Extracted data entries

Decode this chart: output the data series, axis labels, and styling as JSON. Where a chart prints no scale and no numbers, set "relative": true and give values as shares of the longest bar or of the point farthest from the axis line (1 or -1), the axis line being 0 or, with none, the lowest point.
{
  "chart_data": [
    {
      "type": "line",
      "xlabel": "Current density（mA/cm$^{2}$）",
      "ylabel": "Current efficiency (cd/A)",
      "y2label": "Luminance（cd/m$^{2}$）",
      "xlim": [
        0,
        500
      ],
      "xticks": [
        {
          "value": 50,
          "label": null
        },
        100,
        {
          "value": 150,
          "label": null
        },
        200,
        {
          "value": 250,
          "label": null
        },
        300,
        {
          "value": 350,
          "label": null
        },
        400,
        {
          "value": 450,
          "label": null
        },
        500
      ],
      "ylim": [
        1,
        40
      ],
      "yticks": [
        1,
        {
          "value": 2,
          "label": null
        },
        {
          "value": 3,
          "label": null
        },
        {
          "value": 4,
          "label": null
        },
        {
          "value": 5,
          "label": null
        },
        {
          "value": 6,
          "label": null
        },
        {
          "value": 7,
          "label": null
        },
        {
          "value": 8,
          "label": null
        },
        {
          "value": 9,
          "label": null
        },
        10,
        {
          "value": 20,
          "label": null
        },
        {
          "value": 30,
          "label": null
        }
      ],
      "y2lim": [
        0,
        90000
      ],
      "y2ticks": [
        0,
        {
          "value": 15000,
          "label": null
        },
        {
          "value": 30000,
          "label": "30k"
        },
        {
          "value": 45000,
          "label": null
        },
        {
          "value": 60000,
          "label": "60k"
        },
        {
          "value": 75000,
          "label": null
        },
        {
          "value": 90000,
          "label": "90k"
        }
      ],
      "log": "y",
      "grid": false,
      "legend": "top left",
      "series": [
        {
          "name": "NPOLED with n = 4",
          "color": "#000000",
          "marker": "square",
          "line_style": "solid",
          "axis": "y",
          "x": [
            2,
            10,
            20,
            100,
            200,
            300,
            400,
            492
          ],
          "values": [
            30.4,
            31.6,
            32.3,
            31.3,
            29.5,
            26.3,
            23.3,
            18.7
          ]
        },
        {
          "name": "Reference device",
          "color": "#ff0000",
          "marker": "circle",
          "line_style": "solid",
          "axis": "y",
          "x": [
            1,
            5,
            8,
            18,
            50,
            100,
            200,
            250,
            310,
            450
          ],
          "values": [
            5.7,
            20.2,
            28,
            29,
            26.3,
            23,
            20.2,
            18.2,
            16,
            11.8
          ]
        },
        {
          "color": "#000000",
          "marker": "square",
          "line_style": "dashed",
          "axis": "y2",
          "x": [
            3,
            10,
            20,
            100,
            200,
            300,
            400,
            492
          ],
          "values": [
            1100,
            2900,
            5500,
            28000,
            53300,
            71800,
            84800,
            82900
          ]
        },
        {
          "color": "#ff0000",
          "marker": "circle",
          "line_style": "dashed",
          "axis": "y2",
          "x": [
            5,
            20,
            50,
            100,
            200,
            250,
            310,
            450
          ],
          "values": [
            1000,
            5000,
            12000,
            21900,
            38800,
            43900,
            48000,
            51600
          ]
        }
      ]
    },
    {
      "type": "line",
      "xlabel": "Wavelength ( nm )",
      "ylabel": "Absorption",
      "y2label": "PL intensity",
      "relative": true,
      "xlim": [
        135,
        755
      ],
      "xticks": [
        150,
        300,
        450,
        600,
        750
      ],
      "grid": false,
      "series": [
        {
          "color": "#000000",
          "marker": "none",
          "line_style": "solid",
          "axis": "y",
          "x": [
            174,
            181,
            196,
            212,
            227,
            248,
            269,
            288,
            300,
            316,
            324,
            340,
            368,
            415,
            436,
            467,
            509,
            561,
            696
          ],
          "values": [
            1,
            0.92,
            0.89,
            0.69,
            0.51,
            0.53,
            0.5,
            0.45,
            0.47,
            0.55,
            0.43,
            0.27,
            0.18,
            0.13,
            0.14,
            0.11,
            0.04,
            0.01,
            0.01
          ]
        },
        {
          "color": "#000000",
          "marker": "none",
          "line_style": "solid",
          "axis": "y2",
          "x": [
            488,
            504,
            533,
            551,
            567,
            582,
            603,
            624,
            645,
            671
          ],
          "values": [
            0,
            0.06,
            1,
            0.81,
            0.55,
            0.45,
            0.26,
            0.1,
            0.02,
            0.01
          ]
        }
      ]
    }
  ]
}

Brief ::
From the records above, how many lines include the word "name"? Only the number is wanted.

Written solution ::
2